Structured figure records

--

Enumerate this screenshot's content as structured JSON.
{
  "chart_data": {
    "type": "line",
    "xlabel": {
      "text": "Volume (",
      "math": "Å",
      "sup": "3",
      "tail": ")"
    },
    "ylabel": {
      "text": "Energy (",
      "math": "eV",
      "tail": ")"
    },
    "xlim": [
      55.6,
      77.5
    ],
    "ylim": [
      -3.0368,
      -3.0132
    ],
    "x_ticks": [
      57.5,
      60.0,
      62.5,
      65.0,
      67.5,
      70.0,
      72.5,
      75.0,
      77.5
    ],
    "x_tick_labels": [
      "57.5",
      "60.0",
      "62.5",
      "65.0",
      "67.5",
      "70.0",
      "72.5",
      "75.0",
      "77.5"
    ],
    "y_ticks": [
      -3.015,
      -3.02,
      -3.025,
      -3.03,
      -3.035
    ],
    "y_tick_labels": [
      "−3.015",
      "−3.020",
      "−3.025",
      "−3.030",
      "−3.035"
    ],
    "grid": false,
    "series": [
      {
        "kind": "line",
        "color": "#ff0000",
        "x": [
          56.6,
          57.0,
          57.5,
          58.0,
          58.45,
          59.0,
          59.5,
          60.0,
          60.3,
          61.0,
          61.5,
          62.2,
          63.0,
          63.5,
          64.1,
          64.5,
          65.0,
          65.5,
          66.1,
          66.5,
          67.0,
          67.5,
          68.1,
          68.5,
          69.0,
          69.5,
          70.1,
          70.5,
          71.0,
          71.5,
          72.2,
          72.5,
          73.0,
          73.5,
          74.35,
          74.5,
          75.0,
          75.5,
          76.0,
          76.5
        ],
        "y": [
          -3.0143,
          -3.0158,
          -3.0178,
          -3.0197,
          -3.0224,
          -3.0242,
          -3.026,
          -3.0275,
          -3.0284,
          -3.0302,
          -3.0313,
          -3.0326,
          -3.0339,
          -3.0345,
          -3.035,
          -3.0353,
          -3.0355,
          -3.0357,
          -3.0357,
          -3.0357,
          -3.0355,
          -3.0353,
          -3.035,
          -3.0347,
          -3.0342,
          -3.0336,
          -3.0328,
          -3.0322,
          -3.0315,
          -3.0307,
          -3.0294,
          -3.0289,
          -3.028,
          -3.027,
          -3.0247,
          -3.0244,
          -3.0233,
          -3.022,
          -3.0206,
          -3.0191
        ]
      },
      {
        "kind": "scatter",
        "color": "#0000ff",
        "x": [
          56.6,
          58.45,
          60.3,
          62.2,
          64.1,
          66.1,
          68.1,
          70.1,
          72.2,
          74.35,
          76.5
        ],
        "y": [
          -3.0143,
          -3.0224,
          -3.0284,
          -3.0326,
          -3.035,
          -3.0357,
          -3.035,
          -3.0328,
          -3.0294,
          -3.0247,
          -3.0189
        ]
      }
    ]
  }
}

--

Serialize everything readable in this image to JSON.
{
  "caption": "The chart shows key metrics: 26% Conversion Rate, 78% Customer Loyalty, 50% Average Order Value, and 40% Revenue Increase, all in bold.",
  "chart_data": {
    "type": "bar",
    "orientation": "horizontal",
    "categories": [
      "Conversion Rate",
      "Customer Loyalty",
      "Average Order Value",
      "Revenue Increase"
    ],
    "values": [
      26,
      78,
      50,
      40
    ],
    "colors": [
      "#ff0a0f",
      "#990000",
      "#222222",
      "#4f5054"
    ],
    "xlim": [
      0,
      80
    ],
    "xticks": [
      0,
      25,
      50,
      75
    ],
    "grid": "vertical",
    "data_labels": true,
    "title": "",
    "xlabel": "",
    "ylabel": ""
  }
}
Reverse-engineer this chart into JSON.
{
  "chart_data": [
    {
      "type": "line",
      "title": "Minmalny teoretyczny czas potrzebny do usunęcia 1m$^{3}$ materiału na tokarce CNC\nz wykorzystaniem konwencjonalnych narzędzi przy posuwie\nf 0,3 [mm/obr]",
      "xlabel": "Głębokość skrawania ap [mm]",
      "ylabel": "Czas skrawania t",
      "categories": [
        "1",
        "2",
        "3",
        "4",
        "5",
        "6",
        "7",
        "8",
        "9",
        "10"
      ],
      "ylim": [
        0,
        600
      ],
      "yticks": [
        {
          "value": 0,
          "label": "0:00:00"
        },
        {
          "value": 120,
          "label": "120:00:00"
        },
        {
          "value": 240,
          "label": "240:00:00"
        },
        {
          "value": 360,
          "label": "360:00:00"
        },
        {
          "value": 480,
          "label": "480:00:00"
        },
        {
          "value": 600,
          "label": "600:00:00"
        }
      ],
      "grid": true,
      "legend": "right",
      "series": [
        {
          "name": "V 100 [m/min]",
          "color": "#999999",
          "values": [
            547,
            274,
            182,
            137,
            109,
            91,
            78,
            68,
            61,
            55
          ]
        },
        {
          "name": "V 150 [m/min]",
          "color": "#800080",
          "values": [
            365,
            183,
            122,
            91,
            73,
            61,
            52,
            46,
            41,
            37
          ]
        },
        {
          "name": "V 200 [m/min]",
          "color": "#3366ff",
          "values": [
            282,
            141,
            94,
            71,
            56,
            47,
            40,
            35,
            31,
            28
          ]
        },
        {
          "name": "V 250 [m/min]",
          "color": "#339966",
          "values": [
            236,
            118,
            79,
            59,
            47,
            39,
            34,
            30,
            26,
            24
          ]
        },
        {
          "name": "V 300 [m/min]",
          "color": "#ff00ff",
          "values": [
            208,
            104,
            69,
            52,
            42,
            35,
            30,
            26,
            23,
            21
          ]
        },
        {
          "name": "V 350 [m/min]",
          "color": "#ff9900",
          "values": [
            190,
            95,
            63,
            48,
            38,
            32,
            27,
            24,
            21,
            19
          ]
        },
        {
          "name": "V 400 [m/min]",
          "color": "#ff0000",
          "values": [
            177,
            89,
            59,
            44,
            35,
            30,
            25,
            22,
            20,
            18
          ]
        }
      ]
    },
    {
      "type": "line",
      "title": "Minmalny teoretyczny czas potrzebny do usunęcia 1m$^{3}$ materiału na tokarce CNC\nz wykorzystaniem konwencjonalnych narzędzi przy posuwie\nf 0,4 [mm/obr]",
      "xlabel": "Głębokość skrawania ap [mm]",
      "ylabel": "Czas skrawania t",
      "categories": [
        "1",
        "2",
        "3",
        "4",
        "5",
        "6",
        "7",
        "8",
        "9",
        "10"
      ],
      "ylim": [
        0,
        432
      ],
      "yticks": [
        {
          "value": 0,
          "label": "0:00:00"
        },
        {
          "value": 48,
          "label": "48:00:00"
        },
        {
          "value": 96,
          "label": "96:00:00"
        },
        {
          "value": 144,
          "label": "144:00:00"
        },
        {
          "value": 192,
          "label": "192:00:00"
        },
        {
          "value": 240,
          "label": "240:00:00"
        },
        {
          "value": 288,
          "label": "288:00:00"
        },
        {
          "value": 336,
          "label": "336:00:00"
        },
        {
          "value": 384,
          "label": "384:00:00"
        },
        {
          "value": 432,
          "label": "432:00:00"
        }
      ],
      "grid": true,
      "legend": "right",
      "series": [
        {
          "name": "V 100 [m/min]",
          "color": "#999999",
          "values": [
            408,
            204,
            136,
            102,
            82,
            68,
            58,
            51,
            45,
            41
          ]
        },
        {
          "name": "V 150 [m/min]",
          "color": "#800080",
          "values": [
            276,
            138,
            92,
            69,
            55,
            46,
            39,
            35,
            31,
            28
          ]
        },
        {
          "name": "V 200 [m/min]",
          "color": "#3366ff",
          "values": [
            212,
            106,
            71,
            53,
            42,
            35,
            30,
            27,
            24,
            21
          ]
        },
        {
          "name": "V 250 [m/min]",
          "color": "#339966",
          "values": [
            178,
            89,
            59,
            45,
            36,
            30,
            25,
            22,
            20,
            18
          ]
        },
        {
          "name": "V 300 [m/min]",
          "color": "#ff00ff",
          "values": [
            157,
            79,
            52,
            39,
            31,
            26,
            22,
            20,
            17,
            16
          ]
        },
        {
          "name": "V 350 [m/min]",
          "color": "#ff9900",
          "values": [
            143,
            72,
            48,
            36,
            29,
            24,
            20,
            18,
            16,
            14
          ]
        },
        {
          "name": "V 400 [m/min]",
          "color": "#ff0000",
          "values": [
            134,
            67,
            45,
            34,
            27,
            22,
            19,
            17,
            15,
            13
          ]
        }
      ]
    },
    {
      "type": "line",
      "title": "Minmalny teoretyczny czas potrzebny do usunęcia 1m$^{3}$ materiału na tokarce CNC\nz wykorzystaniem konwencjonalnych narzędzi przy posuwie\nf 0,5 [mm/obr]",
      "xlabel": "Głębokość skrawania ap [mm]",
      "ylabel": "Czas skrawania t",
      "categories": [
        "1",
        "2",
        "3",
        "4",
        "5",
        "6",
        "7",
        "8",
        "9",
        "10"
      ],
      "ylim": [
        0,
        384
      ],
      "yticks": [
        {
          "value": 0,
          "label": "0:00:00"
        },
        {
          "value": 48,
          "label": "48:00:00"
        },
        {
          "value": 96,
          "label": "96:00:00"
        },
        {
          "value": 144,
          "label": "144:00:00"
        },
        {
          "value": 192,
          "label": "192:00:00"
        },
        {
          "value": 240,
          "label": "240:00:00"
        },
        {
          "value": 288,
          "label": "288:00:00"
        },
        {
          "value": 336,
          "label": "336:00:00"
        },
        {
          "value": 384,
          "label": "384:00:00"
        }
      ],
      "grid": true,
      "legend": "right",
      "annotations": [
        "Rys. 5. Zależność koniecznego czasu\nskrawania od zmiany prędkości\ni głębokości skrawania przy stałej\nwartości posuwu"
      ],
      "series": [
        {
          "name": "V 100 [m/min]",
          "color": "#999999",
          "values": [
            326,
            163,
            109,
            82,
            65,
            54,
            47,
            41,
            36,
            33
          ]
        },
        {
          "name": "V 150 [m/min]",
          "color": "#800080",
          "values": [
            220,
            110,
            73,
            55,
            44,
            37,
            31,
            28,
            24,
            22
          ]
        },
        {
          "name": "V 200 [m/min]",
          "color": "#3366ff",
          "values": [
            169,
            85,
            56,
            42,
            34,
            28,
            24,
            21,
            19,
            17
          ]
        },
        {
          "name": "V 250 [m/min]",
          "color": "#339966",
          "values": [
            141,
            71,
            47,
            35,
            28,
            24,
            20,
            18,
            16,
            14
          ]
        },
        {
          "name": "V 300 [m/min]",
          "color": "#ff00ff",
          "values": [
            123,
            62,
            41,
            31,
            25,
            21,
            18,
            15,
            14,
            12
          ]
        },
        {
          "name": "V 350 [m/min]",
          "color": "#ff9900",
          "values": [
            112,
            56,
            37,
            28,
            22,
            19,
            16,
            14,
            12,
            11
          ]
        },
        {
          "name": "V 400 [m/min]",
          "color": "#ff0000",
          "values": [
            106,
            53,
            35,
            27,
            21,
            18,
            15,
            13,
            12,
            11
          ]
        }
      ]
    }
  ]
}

--

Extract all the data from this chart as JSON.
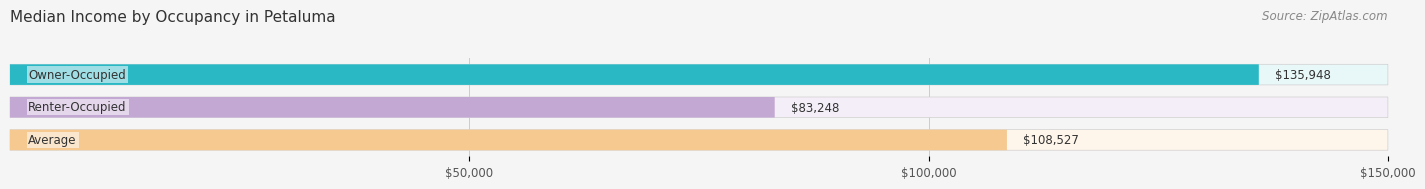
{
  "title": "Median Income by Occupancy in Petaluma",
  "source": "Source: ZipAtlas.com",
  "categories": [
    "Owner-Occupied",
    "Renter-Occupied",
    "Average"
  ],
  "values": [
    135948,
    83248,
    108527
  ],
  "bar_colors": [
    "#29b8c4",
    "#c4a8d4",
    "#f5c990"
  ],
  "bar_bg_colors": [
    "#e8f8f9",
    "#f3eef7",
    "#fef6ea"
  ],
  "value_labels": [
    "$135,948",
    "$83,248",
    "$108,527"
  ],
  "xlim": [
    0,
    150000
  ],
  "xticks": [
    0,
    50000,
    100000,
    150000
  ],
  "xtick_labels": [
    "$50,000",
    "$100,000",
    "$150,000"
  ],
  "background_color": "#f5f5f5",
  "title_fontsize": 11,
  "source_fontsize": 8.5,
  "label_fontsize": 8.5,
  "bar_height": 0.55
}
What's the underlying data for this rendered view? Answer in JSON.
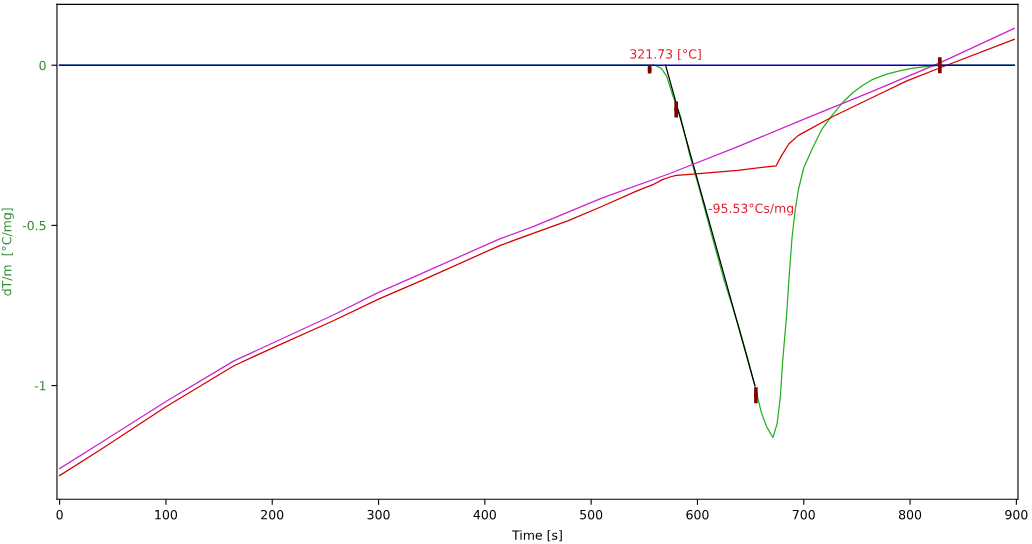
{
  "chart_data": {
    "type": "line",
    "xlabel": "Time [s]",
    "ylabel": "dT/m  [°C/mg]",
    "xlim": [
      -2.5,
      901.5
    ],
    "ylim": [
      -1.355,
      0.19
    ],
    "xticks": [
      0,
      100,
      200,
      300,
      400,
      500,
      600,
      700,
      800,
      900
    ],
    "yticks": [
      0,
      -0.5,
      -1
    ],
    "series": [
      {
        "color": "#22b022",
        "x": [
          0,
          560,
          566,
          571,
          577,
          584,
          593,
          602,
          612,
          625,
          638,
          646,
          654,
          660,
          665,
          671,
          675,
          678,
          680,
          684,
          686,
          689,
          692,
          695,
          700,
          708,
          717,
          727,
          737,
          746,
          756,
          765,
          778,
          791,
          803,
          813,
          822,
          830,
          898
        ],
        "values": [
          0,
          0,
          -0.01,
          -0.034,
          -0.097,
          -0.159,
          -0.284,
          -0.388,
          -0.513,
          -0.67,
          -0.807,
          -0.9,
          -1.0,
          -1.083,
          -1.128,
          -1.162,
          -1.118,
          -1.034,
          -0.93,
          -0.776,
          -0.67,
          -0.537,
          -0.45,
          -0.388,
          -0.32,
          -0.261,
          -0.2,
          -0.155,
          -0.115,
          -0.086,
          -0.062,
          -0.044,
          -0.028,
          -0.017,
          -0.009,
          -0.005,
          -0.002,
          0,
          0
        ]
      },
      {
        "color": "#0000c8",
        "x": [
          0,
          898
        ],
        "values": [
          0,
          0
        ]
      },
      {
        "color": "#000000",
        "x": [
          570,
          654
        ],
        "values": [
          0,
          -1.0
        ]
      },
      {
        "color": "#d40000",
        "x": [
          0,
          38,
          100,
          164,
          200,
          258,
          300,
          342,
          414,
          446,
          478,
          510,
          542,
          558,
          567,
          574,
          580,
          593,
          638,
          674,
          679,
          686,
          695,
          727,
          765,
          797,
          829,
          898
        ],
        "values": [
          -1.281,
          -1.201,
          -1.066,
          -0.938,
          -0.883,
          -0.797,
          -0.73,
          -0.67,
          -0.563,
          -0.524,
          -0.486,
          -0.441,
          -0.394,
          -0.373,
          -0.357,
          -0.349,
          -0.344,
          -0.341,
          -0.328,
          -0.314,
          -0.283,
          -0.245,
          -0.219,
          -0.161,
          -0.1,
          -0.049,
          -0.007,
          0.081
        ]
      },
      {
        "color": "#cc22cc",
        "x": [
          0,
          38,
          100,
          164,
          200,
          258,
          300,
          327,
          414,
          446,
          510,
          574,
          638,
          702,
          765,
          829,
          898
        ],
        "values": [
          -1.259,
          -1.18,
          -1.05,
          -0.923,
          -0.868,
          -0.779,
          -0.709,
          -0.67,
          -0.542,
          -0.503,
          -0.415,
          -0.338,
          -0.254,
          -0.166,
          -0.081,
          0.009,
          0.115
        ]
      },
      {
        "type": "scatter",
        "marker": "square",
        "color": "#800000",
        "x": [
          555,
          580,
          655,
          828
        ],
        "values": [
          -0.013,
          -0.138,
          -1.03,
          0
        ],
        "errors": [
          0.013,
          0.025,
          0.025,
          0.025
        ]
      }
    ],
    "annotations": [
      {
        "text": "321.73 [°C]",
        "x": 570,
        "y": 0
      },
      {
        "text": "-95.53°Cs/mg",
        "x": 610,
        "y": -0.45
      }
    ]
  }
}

--

# The problem
Locate the lines above that contain "text" and copy them.

# Answer below
      "text": "Volume (",
      "text": "Energy (",
        "text": "321.73 [°C]",
        "text": "-95.53°Cs/mg",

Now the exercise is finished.